[Required work]:
Transcribe exactly the entries from the "What's the underlying" line to the end, both included, minus pictures.

[Dataset extract]:

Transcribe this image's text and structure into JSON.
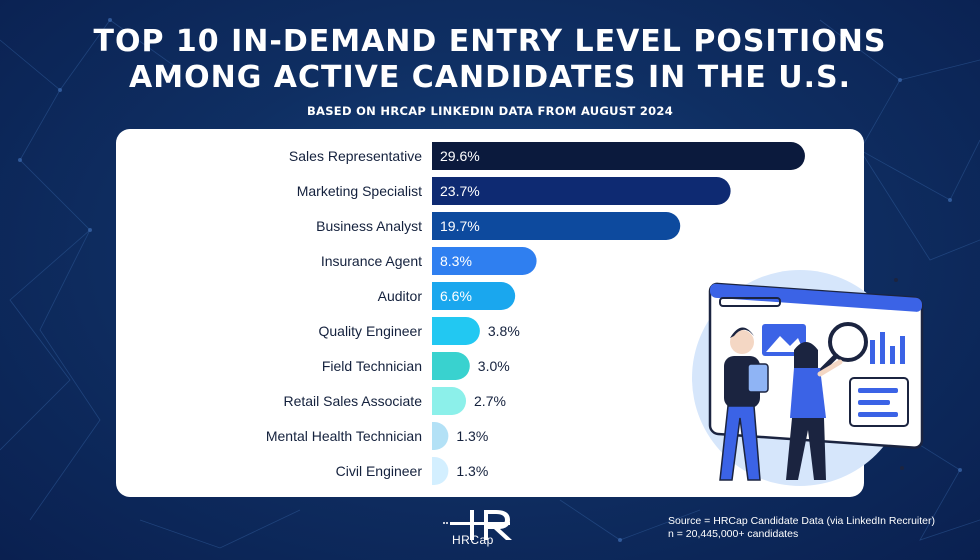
{
  "header": {
    "title_line1": "TOP 10 IN-DEMAND ENTRY LEVEL POSITIONS",
    "title_line2": "AMONG ACTIVE CANDIDATES IN THE U.S.",
    "subtitle": "BASED ON HRCAP LINKEDIN DATA FROM AUGUST 2024"
  },
  "chart_data": {
    "type": "bar",
    "orientation": "horizontal",
    "title": "TOP 10 IN-DEMAND ENTRY LEVEL POSITIONS AMONG ACTIVE CANDIDATES IN THE U.S.",
    "xlabel": "",
    "ylabel": "",
    "xlim": [
      0,
      30
    ],
    "grid": false,
    "categories": [
      "Sales Representative",
      "Marketing Specialist",
      "Business Analyst",
      "Insurance Agent",
      "Auditor",
      "Quality Engineer",
      "Field Technician",
      "Retail Sales Associate",
      "Mental Health Technician",
      "Civil Engineer"
    ],
    "values": [
      29.6,
      23.7,
      19.7,
      8.3,
      6.6,
      3.8,
      3.0,
      2.7,
      1.3,
      1.3
    ],
    "value_labels": [
      "29.6%",
      "23.7%",
      "19.7%",
      "8.3%",
      "6.6%",
      "3.8%",
      "3.0%",
      "2.7%",
      "1.3%",
      "1.3%"
    ],
    "colors": [
      "#0b1a3d",
      "#0e2a72",
      "#0d4a9e",
      "#2f7ff0",
      "#1aa7ee",
      "#22c8f2",
      "#39d2cf",
      "#8cf0ea",
      "#b3e1f6",
      "#d3efff"
    ]
  },
  "footer": {
    "logo_text": "HRCap",
    "source_line1": "Source = HRCap Candidate Data  (via LinkedIn Recruiter)",
    "source_line2": "n = 20,445,000+ candidates"
  }
}
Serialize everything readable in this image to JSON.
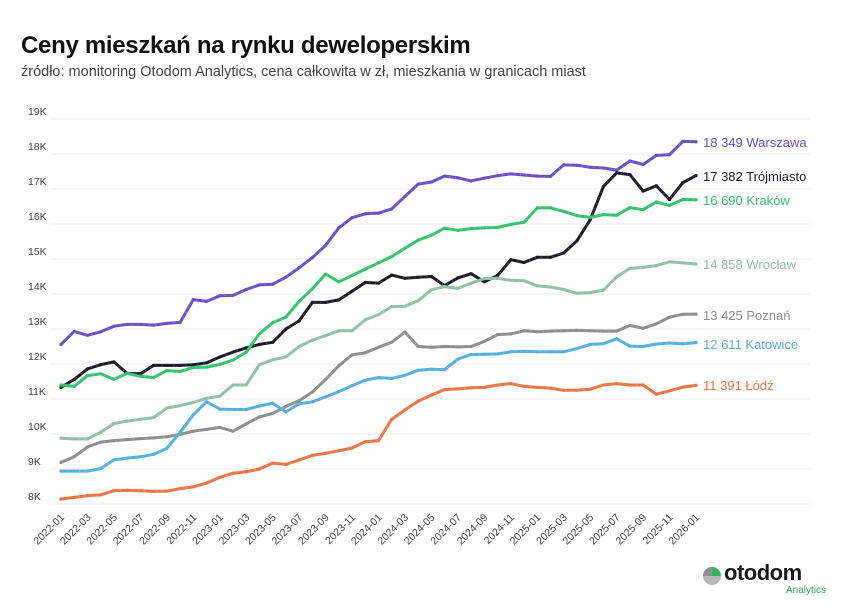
{
  "header": {
    "title": "Ceny mieszkań na rynku deweloperskim",
    "subtitle": "źródło: monitoring Otodom Analytics, cena całkowita w zł, mieszkania w granicach miast"
  },
  "logo": {
    "word": "otodom",
    "sub": "Analytics",
    "icon": "otodom-pie-icon"
  },
  "chart_data": {
    "type": "line",
    "title": "Ceny mieszkań na rynku deweloperskim",
    "xlabel": "",
    "ylabel": "",
    "ylim": [
      8000,
      19000
    ],
    "yticks": [
      8000,
      9000,
      10000,
      11000,
      12000,
      13000,
      14000,
      15000,
      16000,
      17000,
      18000,
      19000
    ],
    "ytick_labels": [
      "8K",
      "9K",
      "10K",
      "11K",
      "12K",
      "13K",
      "14K",
      "15K",
      "16K",
      "17K",
      "18K",
      "19K"
    ],
    "grid": true,
    "legend": "end-of-line labels, right",
    "x": [
      "2022-01",
      "2022-02",
      "2022-03",
      "2022-04",
      "2022-05",
      "2022-06",
      "2022-07",
      "2022-08",
      "2022-09",
      "2022-10",
      "2022-11",
      "2022-12",
      "2023-01",
      "2023-02",
      "2023-03",
      "2023-04",
      "2023-05",
      "2023-06",
      "2023-07",
      "2023-08",
      "2023-09",
      "2023-10",
      "2023-11",
      "2023-12",
      "2024-01",
      "2024-02",
      "2024-03",
      "2024-04",
      "2024-05",
      "2024-06",
      "2024-07",
      "2024-08",
      "2024-09",
      "2024-10",
      "2024-11",
      "2024-12",
      "2025-01",
      "2025-02",
      "2025-03",
      "2025-04",
      "2025-05",
      "2025-06",
      "2025-07",
      "2025-08",
      "2025-09",
      "2025-10",
      "2025-11",
      "2025-12",
      "2026-01"
    ],
    "xtick_labels": [
      "2022-01",
      "2022-03",
      "2022-05",
      "2022-07",
      "2022-09",
      "2022-11",
      "2023-01",
      "2023-03",
      "2023-05",
      "2023-07",
      "2023-09",
      "2023-11",
      "2024-01",
      "2024-03",
      "2024-05",
      "2024-07",
      "2024-09",
      "2024-11",
      "2025-01",
      "2025-03",
      "2025-05",
      "2025-07",
      "2025-09",
      "2025-11",
      "2026-01"
    ],
    "series": [
      {
        "name": "Warszawa",
        "color": "#6a4fc8",
        "last_label": "18 349",
        "values": [
          12560,
          12930,
          12820,
          12920,
          13080,
          13130,
          13130,
          13110,
          13160,
          13190,
          13840,
          13790,
          13950,
          13960,
          14130,
          14260,
          14280,
          14480,
          14750,
          15040,
          15390,
          15890,
          16180,
          16290,
          16310,
          16430,
          16790,
          17140,
          17200,
          17370,
          17320,
          17230,
          17310,
          17380,
          17430,
          17400,
          17370,
          17360,
          17690,
          17680,
          17620,
          17600,
          17540,
          17800,
          17700,
          17960,
          17980,
          18360,
          18349
        ]
      },
      {
        "name": "Trójmiasto",
        "color": "#1b1b2a",
        "last_label": "17 382",
        "values": [
          11330,
          11560,
          11860,
          11980,
          12060,
          11730,
          11720,
          11960,
          11960,
          11960,
          11980,
          12030,
          12200,
          12340,
          12460,
          12560,
          12620,
          13000,
          13230,
          13760,
          13760,
          13830,
          14080,
          14330,
          14310,
          14540,
          14450,
          14480,
          14500,
          14240,
          14460,
          14580,
          14350,
          14530,
          14980,
          14900,
          15050,
          15050,
          15170,
          15520,
          16120,
          17070,
          17460,
          17410,
          16940,
          17090,
          16700,
          17180,
          17382
        ]
      },
      {
        "name": "Kraków",
        "color": "#33c46c",
        "last_label": "16 690",
        "values": [
          11400,
          11360,
          11670,
          11720,
          11560,
          11730,
          11650,
          11610,
          11810,
          11790,
          11900,
          11910,
          11990,
          12110,
          12340,
          12860,
          13180,
          13340,
          13790,
          14150,
          14570,
          14350,
          14530,
          14710,
          14890,
          15070,
          15310,
          15540,
          15680,
          15880,
          15820,
          15870,
          15890,
          15900,
          15990,
          16050,
          16460,
          16460,
          16360,
          16240,
          16190,
          16270,
          16250,
          16470,
          16410,
          16630,
          16530,
          16700,
          16690
        ]
      },
      {
        "name": "Wrocław",
        "color": "#8fc2a4",
        "last_label": "14 858",
        "values": [
          9880,
          9860,
          9860,
          10050,
          10300,
          10370,
          10420,
          10470,
          10740,
          10810,
          10900,
          11020,
          11080,
          11400,
          11400,
          11980,
          12120,
          12200,
          12500,
          12680,
          12810,
          12950,
          12950,
          13260,
          13410,
          13640,
          13650,
          13810,
          14120,
          14210,
          14160,
          14310,
          14440,
          14450,
          14390,
          14380,
          14230,
          14200,
          14130,
          14020,
          14040,
          14110,
          14490,
          14730,
          14760,
          14810,
          14920,
          14890,
          14858
        ]
      },
      {
        "name": "Poznań",
        "color": "#8e8e90",
        "last_label": "13 425",
        "values": [
          9190,
          9350,
          9630,
          9770,
          9810,
          9840,
          9870,
          9890,
          9920,
          9990,
          10080,
          10130,
          10190,
          10080,
          10290,
          10490,
          10590,
          10790,
          10950,
          11200,
          11560,
          11950,
          12260,
          12320,
          12480,
          12620,
          12910,
          12500,
          12480,
          12500,
          12490,
          12500,
          12650,
          12840,
          12860,
          12950,
          12920,
          12940,
          12950,
          12960,
          12950,
          12940,
          12940,
          13100,
          13020,
          13150,
          13340,
          13420,
          13425
        ]
      },
      {
        "name": "Katowice",
        "color": "#55afe0",
        "last_label": "12 611",
        "values": [
          8940,
          8940,
          8940,
          9010,
          9260,
          9310,
          9350,
          9420,
          9590,
          10050,
          10550,
          10920,
          10710,
          10700,
          10700,
          10800,
          10880,
          10630,
          10860,
          10920,
          11060,
          11210,
          11380,
          11540,
          11610,
          11590,
          11680,
          11820,
          11850,
          11840,
          12140,
          12270,
          12280,
          12290,
          12350,
          12360,
          12350,
          12350,
          12350,
          12440,
          12560,
          12580,
          12720,
          12510,
          12500,
          12570,
          12600,
          12580,
          12611
        ]
      },
      {
        "name": "Łódź",
        "color": "#ee7442",
        "last_label": "11 391",
        "values": [
          8140,
          8190,
          8240,
          8260,
          8380,
          8390,
          8380,
          8360,
          8370,
          8440,
          8490,
          8600,
          8760,
          8880,
          8920,
          9000,
          9170,
          9130,
          9260,
          9390,
          9450,
          9520,
          9600,
          9780,
          9810,
          10420,
          10690,
          10940,
          11110,
          11270,
          11290,
          11320,
          11330,
          11400,
          11440,
          11360,
          11330,
          11310,
          11250,
          11250,
          11280,
          11400,
          11440,
          11400,
          11400,
          11140,
          11230,
          11340,
          11391
        ]
      }
    ]
  }
}
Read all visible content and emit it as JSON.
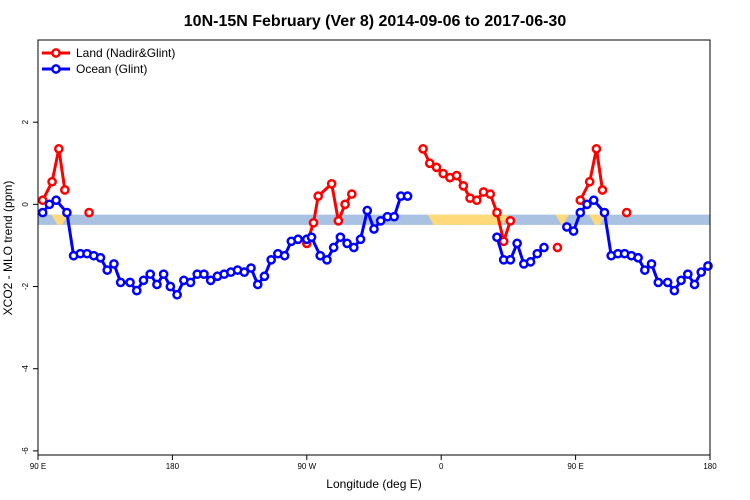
{
  "chart_data": {
    "type": "line",
    "title": "10N-15N February (Ver 8)   2014-09-06 to 2017-06-30",
    "xlabel": "Longitude (deg E)",
    "ylabel": "XCO2 - MLO trend (ppm)",
    "xlim": [
      0,
      1
    ],
    "ylim": [
      -6.1,
      4
    ],
    "x_ticks": [
      {
        "pos": 0.0,
        "label": "90 E"
      },
      {
        "pos": 0.2,
        "label": "180"
      },
      {
        "pos": 0.4,
        "label": "90 W"
      },
      {
        "pos": 0.6,
        "label": "0"
      },
      {
        "pos": 0.8,
        "label": "90 E"
      },
      {
        "pos": 1.0,
        "label": "180"
      }
    ],
    "y_ticks": [
      -6,
      -4,
      -2,
      0,
      2
    ],
    "band": {
      "y_min": -0.5,
      "y_max": -0.25,
      "color": "#a9c2e2",
      "highlight_color": "#ffd97a"
    },
    "legend_position": "top-left",
    "series": [
      {
        "name": "Land (Nadir&Glint)",
        "color": "#ff0000",
        "segments": [
          [
            [
              0.007,
              0.1
            ],
            [
              0.021,
              0.55
            ],
            [
              0.031,
              1.35
            ],
            [
              0.04,
              0.35
            ]
          ],
          [
            [
              0.076,
              -0.2
            ]
          ],
          [
            [
              0.4,
              -0.95
            ],
            [
              0.41,
              -0.45
            ],
            [
              0.417,
              0.2
            ],
            [
              0.437,
              0.5
            ],
            [
              0.447,
              -0.4
            ],
            [
              0.457,
              0.0
            ],
            [
              0.467,
              0.25
            ]
          ],
          [
            [
              0.573,
              1.35
            ],
            [
              0.583,
              1.0
            ],
            [
              0.593,
              0.9
            ],
            [
              0.603,
              0.75
            ],
            [
              0.613,
              0.65
            ],
            [
              0.623,
              0.7
            ],
            [
              0.633,
              0.45
            ],
            [
              0.643,
              0.15
            ],
            [
              0.653,
              0.1
            ],
            [
              0.663,
              0.3
            ],
            [
              0.673,
              0.25
            ],
            [
              0.683,
              -0.2
            ],
            [
              0.693,
              -0.9
            ],
            [
              0.703,
              -0.4
            ]
          ],
          [
            [
              0.773,
              -1.05
            ]
          ],
          [
            [
              0.807,
              0.1
            ],
            [
              0.821,
              0.55
            ],
            [
              0.831,
              1.35
            ],
            [
              0.84,
              0.35
            ]
          ],
          [
            [
              0.876,
              -0.2
            ]
          ]
        ]
      },
      {
        "name": "Ocean (Glint)",
        "color": "#0000ff",
        "segments": [
          [
            [
              0.007,
              -0.2
            ],
            [
              0.017,
              0.0
            ],
            [
              0.027,
              0.1
            ],
            [
              0.043,
              -0.2
            ],
            [
              0.053,
              -1.25
            ],
            [
              0.063,
              -1.2
            ],
            [
              0.073,
              -1.2
            ],
            [
              0.083,
              -1.25
            ],
            [
              0.093,
              -1.3
            ],
            [
              0.103,
              -1.6
            ],
            [
              0.113,
              -1.45
            ],
            [
              0.123,
              -1.9
            ],
            [
              0.137,
              -1.9
            ],
            [
              0.147,
              -2.1
            ],
            [
              0.157,
              -1.85
            ],
            [
              0.167,
              -1.7
            ],
            [
              0.177,
              -1.95
            ],
            [
              0.187,
              -1.7
            ],
            [
              0.197,
              -2.0
            ],
            [
              0.207,
              -2.2
            ],
            [
              0.217,
              -1.85
            ],
            [
              0.227,
              -1.9
            ],
            [
              0.237,
              -1.7
            ],
            [
              0.247,
              -1.7
            ],
            [
              0.257,
              -1.85
            ],
            [
              0.267,
              -1.75
            ],
            [
              0.277,
              -1.7
            ],
            [
              0.287,
              -1.65
            ],
            [
              0.297,
              -1.6
            ],
            [
              0.307,
              -1.65
            ],
            [
              0.317,
              -1.55
            ],
            [
              0.327,
              -1.95
            ],
            [
              0.337,
              -1.75
            ],
            [
              0.347,
              -1.35
            ],
            [
              0.357,
              -1.2
            ],
            [
              0.367,
              -1.25
            ],
            [
              0.377,
              -0.9
            ],
            [
              0.387,
              -0.85
            ],
            [
              0.4,
              -0.85
            ],
            [
              0.407,
              -0.8
            ],
            [
              0.42,
              -1.25
            ],
            [
              0.43,
              -1.35
            ],
            [
              0.44,
              -1.05
            ],
            [
              0.45,
              -0.8
            ],
            [
              0.46,
              -0.95
            ],
            [
              0.47,
              -1.05
            ],
            [
              0.48,
              -0.85
            ],
            [
              0.49,
              -0.15
            ],
            [
              0.5,
              -0.6
            ],
            [
              0.51,
              -0.4
            ],
            [
              0.52,
              -0.3
            ],
            [
              0.53,
              -0.3
            ],
            [
              0.54,
              0.2
            ],
            [
              0.55,
              0.2
            ]
          ],
          [
            [
              0.683,
              -0.8
            ],
            [
              0.693,
              -1.35
            ],
            [
              0.703,
              -1.35
            ],
            [
              0.713,
              -0.95
            ],
            [
              0.723,
              -1.45
            ],
            [
              0.733,
              -1.4
            ],
            [
              0.743,
              -1.2
            ],
            [
              0.753,
              -1.05
            ]
          ],
          [
            [
              0.787,
              -0.55
            ],
            [
              0.797,
              -0.65
            ],
            [
              0.807,
              -0.2
            ],
            [
              0.817,
              0.0
            ],
            [
              0.827,
              0.1
            ],
            [
              0.843,
              -0.2
            ],
            [
              0.853,
              -1.25
            ],
            [
              0.863,
              -1.2
            ],
            [
              0.873,
              -1.2
            ],
            [
              0.883,
              -1.25
            ],
            [
              0.893,
              -1.3
            ],
            [
              0.903,
              -1.6
            ],
            [
              0.913,
              -1.45
            ],
            [
              0.923,
              -1.9
            ],
            [
              0.937,
              -1.9
            ],
            [
              0.947,
              -2.1
            ],
            [
              0.957,
              -1.85
            ],
            [
              0.967,
              -1.7
            ],
            [
              0.977,
              -1.95
            ],
            [
              0.987,
              -1.65
            ],
            [
              0.997,
              -1.5
            ]
          ]
        ]
      }
    ]
  }
}
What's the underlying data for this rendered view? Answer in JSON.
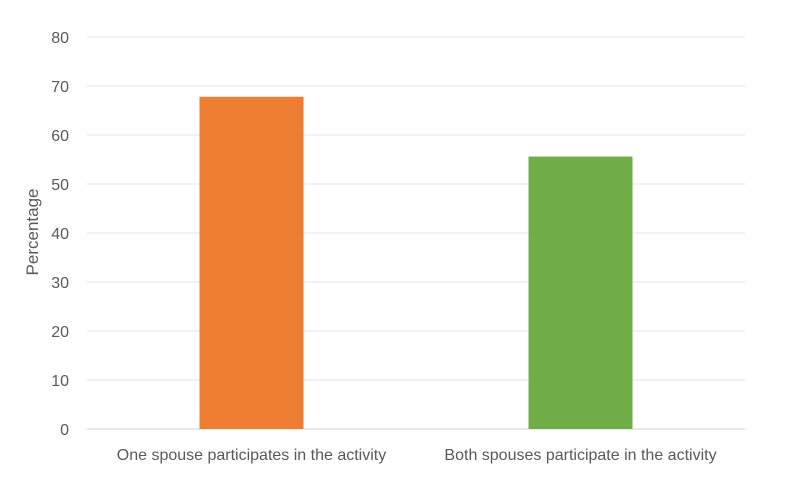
{
  "chart_data": {
    "type": "bar",
    "categories": [
      "One spouse participates in the activity",
      "Both spouses participate in the activity"
    ],
    "values": [
      67.8,
      55.6
    ],
    "colors": [
      "#ED7D31",
      "#70AD47"
    ],
    "title": "",
    "xlabel": "",
    "ylabel": "Percentage",
    "ylim": [
      0,
      80
    ],
    "yticks": [
      "0",
      "10",
      "20",
      "30",
      "40",
      "50",
      "60",
      "70",
      "80"
    ],
    "grid": true,
    "legend": "none"
  }
}
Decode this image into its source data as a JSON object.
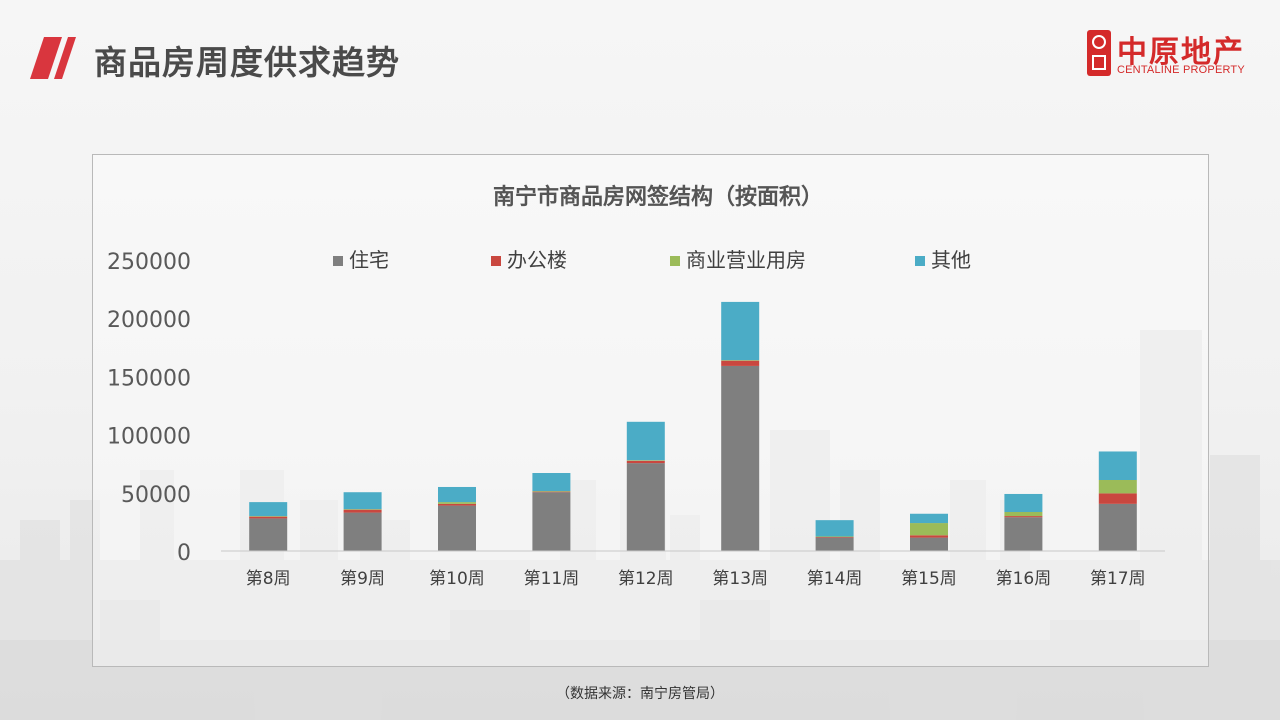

[Response]:
What's the underlying data for this rendered view? Answer in JSON.
{
  "chart_data": {
    "type": "bar",
    "categories": [
      "One spouse participates in the activity",
      "Both spouses participate in the activity"
    ],
    "values": [
      67.8,
      55.6
    ],
    "colors": [
      "#ED7D31",
      "#70AD47"
    ],
    "title": "",
    "xlabel": "",
    "ylabel": "Percentage",
    "ylim": [
      0,
      80
    ],
    "yticks": [
      "0",
      "10",
      "20",
      "30",
      "40",
      "50",
      "60",
      "70",
      "80"
    ],
    "grid": true,
    "legend": "none"
  }
}
Decode this image into its source data as a JSON object.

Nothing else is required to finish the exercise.